Dataset entries:
# # #

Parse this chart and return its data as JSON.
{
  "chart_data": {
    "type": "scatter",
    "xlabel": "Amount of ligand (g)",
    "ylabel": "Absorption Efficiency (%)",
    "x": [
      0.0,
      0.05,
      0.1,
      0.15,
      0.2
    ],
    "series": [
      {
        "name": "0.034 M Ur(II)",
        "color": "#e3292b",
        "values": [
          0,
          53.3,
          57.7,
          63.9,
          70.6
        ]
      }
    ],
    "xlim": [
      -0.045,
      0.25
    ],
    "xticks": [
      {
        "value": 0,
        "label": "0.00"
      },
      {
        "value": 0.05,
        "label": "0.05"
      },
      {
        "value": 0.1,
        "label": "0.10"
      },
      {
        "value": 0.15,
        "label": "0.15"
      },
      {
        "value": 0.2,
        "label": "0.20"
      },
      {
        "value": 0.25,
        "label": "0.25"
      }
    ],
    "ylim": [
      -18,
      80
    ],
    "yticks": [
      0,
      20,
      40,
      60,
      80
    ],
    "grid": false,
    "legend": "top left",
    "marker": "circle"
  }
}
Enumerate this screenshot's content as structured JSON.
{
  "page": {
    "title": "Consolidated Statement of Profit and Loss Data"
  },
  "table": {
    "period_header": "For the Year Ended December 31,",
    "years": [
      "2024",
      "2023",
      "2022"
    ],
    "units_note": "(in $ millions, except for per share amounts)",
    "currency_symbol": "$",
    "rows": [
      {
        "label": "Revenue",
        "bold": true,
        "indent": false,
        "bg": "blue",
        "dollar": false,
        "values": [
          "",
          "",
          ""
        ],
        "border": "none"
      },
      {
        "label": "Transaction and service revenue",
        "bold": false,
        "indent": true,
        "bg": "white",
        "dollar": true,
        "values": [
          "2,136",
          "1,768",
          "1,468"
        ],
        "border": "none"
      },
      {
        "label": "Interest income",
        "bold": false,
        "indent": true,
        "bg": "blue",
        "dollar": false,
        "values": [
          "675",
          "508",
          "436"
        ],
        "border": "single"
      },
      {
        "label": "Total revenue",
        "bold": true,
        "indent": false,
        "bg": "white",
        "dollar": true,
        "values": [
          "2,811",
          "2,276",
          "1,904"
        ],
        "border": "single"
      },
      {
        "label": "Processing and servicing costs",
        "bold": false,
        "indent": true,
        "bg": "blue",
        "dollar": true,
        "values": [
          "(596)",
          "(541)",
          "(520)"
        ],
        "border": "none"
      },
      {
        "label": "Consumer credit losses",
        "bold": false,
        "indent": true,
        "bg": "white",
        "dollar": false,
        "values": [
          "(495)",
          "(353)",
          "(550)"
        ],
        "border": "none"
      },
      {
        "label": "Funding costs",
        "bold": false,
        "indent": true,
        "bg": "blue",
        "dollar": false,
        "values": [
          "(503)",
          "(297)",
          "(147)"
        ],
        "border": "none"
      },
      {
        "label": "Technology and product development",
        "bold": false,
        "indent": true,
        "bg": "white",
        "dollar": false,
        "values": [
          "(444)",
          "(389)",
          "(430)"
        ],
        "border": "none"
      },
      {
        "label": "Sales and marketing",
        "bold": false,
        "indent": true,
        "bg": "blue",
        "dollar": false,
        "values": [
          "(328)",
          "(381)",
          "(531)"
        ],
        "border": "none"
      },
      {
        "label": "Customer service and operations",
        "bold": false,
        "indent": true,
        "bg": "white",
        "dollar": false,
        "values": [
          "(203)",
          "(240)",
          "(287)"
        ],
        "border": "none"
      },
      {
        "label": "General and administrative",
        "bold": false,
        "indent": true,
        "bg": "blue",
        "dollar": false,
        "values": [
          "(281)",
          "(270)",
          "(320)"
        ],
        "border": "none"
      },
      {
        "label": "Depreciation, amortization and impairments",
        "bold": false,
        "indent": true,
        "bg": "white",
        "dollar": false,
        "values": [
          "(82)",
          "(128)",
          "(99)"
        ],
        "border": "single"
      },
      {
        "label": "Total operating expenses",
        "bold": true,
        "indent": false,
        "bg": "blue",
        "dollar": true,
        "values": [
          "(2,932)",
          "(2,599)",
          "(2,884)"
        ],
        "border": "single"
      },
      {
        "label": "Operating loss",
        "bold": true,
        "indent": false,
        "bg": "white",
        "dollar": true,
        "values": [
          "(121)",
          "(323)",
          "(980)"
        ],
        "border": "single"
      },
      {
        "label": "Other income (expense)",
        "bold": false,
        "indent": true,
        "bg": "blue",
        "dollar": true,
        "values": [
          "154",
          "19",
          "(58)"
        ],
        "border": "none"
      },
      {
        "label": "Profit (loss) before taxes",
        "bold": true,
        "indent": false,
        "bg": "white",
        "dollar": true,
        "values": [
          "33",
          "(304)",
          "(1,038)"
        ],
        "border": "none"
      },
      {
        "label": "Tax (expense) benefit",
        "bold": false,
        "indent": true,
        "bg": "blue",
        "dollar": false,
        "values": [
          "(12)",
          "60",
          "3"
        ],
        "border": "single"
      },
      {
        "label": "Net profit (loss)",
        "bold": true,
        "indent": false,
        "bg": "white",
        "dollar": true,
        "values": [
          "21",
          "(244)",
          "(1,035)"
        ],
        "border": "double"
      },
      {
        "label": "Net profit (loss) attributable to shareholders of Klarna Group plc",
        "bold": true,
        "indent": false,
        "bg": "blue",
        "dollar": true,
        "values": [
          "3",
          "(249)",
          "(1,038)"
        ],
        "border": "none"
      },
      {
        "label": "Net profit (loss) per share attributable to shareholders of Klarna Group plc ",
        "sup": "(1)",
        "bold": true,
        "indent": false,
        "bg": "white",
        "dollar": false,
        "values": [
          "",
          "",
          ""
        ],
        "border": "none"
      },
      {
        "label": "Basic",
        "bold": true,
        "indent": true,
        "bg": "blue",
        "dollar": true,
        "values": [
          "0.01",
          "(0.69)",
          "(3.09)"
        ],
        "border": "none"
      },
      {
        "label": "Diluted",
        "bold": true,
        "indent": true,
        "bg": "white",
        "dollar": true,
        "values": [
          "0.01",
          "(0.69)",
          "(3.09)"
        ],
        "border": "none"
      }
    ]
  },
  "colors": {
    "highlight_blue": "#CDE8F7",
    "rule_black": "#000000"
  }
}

# # #

Would you reproduce the material above in full, exactly as given?

Parse this chart and return its data as JSON.
{
  "chart_data": {
    "type": "scatter",
    "xlabel": "Amount of ligand (g)",
    "ylabel": "Absorption Efficiency (%)",
    "x": [
      0.0,
      0.05,
      0.1,
      0.15,
      0.2
    ],
    "series": [
      {
        "name": "0.034 M Ur(II)",
        "color": "#e3292b",
        "values": [
          0,
          53.3,
          57.7,
          63.9,
          70.6
        ]
      }
    ],
    "xlim": [
      -0.045,
      0.25
    ],
    "xticks": [
      {
        "value": 0,
        "label": "0.00"
      },
      {
        "value": 0.05,
        "label": "0.05"
      },
      {
        "value": 0.1,
        "label": "0.10"
      },
      {
        "value": 0.15,
        "label": "0.15"
      },
      {
        "value": 0.2,
        "label": "0.20"
      },
      {
        "value": 0.25,
        "label": "0.25"
      }
    ],
    "ylim": [
      -18,
      80
    ],
    "yticks": [
      0,
      20,
      40,
      60,
      80
    ],
    "grid": false,
    "legend": "top left",
    "marker": "circle"
  }
}
Enumerate this screenshot's content as structured JSON.
{
  "page": {
    "title": "Consolidated Statement of Profit and Loss Data"
  },
  "table": {
    "period_header": "For the Year Ended December 31,",
    "years": [
      "2024",
      "2023",
      "2022"
    ],
    "units_note": "(in $ millions, except for per share amounts)",
    "currency_symbol": "$",
    "rows": [
      {
        "label": "Revenue",
        "bold": true,
        "indent": false,
        "bg": "blue",
        "dollar": false,
        "values": [
          "",
          "",
          ""
        ],
        "border": "none"
      },
      {
        "label": "Transaction and service revenue",
        "bold": false,
        "indent": true,
        "bg": "white",
        "dollar": true,
        "values": [
          "2,136",
          "1,768",
          "1,468"
        ],
        "border": "none"
      },
      {
        "label": "Interest income",
        "bold": false,
        "indent": true,
        "bg": "blue",
        "dollar": false,
        "values": [
          "675",
          "508",
          "436"
        ],
        "border": "single"
      },
      {
        "label": "Total revenue",
        "bold": true,
        "indent": false,
        "bg": "white",
        "dollar": true,
        "values": [
          "2,811",
          "2,276",
          "1,904"
        ],
        "border": "single"
      },
      {
        "label": "Processing and servicing costs",
        "bold": false,
        "indent": true,
        "bg": "blue",
        "dollar": true,
        "values": [
          "(596)",
          "(541)",
          "(520)"
        ],
        "border": "none"
      },
      {
        "label": "Consumer credit losses",
        "bold": false,
        "indent": true,
        "bg": "white",
        "dollar": false,
        "values": [
          "(495)",
          "(353)",
          "(550)"
        ],
        "border": "none"
      },
      {
        "label": "Funding costs",
        "bold": false,
        "indent": true,
        "bg": "blue",
        "dollar": false,
        "values": [
          "(503)",
          "(297)",
          "(147)"
        ],
        "border": "none"
      },
      {
        "label": "Technology and product development",
        "bold": false,
        "indent": true,
        "bg": "white",
        "dollar": false,
        "values": [
          "(444)",
          "(389)",
          "(430)"
        ],
        "border": "none"
      },
      {
        "label": "Sales and marketing",
        "bold": false,
        "indent": true,
        "bg": "blue",
        "dollar": false,
        "values": [
          "(328)",
          "(381)",
          "(531)"
        ],
        "border": "none"
      },
      {
        "label": "Customer service and operations",
        "bold": false,
        "indent": true,
        "bg": "white",
        "dollar": false,
        "values": [
          "(203)",
          "(240)",
          "(287)"
        ],
        "border": "none"
      },
      {
        "label": "General and administrative",
        "bold": false,
        "indent": true,
        "bg": "blue",
        "dollar": false,
        "values": [
          "(281)",
          "(270)",
          "(320)"
        ],
        "border": "none"
      },
      {
        "label": "Depreciation, amortization and impairments",
        "bold": false,
        "indent": true,
        "bg": "white",
        "dollar": false,
        "values": [
          "(82)",
          "(128)",
          "(99)"
        ],
        "border": "single"
      },
      {
        "label": "Total operating expenses",
        "bold": true,
        "indent": false,
        "bg": "blue",
        "dollar": true,
        "values": [
          "(2,932)",
          "(2,599)",
          "(2,884)"
        ],
        "border": "single"
      },
      {
        "label": "Operating loss",
        "bold": true,
        "indent": false,
        "bg": "white",
        "dollar": true,
        "values": [
          "(121)",
          "(323)",
          "(980)"
        ],
        "border": "single"
      },
      {
        "label": "Other income (expense)",
        "bold": false,
        "indent": true,
        "bg": "blue",
        "dollar": true,
        "values": [
          "154",
          "19",
          "(58)"
        ],
        "border": "none"
      },
      {
        "label": "Profit (loss) before taxes",
        "bold": true,
        "indent": false,
        "bg": "white",
        "dollar": true,
        "values": [
          "33",
          "(304)",
          "(1,038)"
        ],
        "border": "none"
      },
      {
        "label": "Tax (expense) benefit",
        "bold": false,
        "indent": true,
        "bg": "blue",
        "dollar": false,
        "values": [
          "(12)",
          "60",
          "3"
        ],
        "border": "single"
      },
      {
        "label": "Net profit (loss)",
        "bold": true,
        "indent": false,
        "bg": "white",
        "dollar": true,
        "values": [
          "21",
          "(244)",
          "(1,035)"
        ],
        "border": "double"
      },
      {
        "label": "Net profit (loss) attributable to shareholders of Klarna Group plc",
        "bold": true,
        "indent": false,
        "bg": "blue",
        "dollar": true,
        "values": [
          "3",
          "(249)",
          "(1,038)"
        ],
        "border": "none"
      },
      {
        "label": "Net profit (loss) per share attributable to shareholders of Klarna Group plc ",
        "sup": "(1)",
        "bold": true,
        "indent": false,
        "bg": "white",
        "dollar": false,
        "values": [
          "",
          "",
          ""
        ],
        "border": "none"
      },
      {
        "label": "Basic",
        "bold": true,
        "indent": true,
        "bg": "blue",
        "dollar": true,
        "values": [
          "0.01",
          "(0.69)",
          "(3.09)"
        ],
        "border": "none"
      },
      {
        "label": "Diluted",
        "bold": true,
        "indent": true,
        "bg": "white",
        "dollar": true,
        "values": [
          "0.01",
          "(0.69)",
          "(3.09)"
        ],
        "border": "none"
      }
    ]
  },
  "colors": {
    "highlight_blue": "#CDE8F7",
    "rule_black": "#000000"
  }
}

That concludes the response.